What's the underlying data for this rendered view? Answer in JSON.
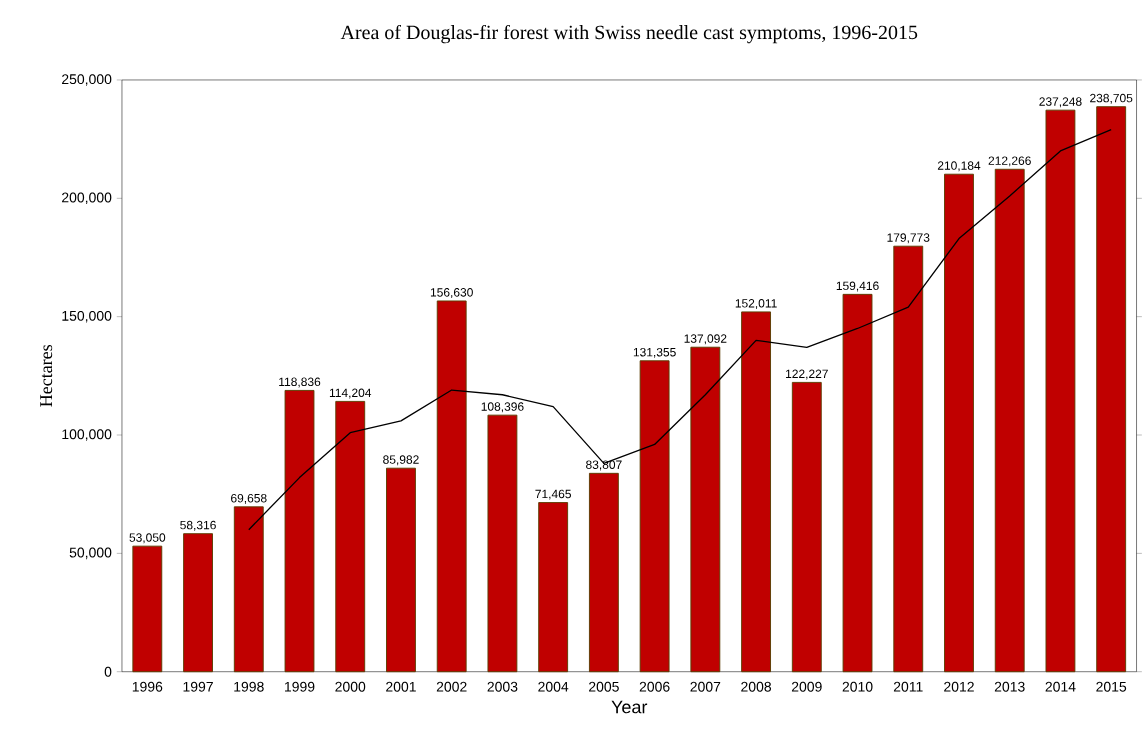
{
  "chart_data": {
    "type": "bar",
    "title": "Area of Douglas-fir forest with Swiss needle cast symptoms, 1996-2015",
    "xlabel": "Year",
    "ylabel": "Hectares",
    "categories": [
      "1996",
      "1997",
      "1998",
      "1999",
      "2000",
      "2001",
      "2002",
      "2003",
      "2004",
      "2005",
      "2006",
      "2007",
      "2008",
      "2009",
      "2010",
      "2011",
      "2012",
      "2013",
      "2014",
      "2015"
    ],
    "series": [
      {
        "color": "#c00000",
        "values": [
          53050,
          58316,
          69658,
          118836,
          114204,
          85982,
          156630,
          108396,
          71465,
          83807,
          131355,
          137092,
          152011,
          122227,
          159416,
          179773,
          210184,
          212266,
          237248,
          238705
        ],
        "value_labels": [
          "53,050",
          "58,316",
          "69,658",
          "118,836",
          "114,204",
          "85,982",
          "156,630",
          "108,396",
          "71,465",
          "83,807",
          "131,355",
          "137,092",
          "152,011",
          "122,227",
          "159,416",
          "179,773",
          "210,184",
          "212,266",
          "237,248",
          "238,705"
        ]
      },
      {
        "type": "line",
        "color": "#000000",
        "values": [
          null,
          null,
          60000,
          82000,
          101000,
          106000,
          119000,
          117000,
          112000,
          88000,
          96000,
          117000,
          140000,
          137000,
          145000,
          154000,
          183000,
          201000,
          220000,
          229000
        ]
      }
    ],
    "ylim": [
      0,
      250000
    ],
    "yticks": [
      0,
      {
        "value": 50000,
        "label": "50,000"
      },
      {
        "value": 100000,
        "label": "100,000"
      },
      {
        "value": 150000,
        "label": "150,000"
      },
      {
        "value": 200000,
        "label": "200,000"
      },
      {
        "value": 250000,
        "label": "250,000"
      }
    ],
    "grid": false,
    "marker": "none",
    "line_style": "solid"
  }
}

------------------------------

▸ STATED TASK
Pictures are excluded; copy every other part of the records exactly.

▸ FINAL RESULT
What's the underlying data for this rendered view? Answer in JSON.
{
  "chart_data": {
    "type": "bar",
    "title": "Area of Douglas-fir forest with Swiss needle cast symptoms, 1996-2015",
    "xlabel": "Year",
    "ylabel": "Hectares",
    "categories": [
      "1996",
      "1997",
      "1998",
      "1999",
      "2000",
      "2001",
      "2002",
      "2003",
      "2004",
      "2005",
      "2006",
      "2007",
      "2008",
      "2009",
      "2010",
      "2011",
      "2012",
      "2013",
      "2014",
      "2015"
    ],
    "series": [
      {
        "color": "#c00000",
        "values": [
          53050,
          58316,
          69658,
          118836,
          114204,
          85982,
          156630,
          108396,
          71465,
          83807,
          131355,
          137092,
          152011,
          122227,
          159416,
          179773,
          210184,
          212266,
          237248,
          238705
        ],
        "value_labels": [
          "53,050",
          "58,316",
          "69,658",
          "118,836",
          "114,204",
          "85,982",
          "156,630",
          "108,396",
          "71,465",
          "83,807",
          "131,355",
          "137,092",
          "152,011",
          "122,227",
          "159,416",
          "179,773",
          "210,184",
          "212,266",
          "237,248",
          "238,705"
        ]
      },
      {
        "type": "line",
        "color": "#000000",
        "values": [
          null,
          null,
          60000,
          82000,
          101000,
          106000,
          119000,
          117000,
          112000,
          88000,
          96000,
          117000,
          140000,
          137000,
          145000,
          154000,
          183000,
          201000,
          220000,
          229000
        ]
      }
    ],
    "ylim": [
      0,
      250000
    ],
    "yticks": [
      0,
      {
        "value": 50000,
        "label": "50,000"
      },
      {
        "value": 100000,
        "label": "100,000"
      },
      {
        "value": 150000,
        "label": "150,000"
      },
      {
        "value": 200000,
        "label": "200,000"
      },
      {
        "value": 250000,
        "label": "250,000"
      }
    ],
    "grid": false,
    "marker": "none",
    "line_style": "solid"
  }
}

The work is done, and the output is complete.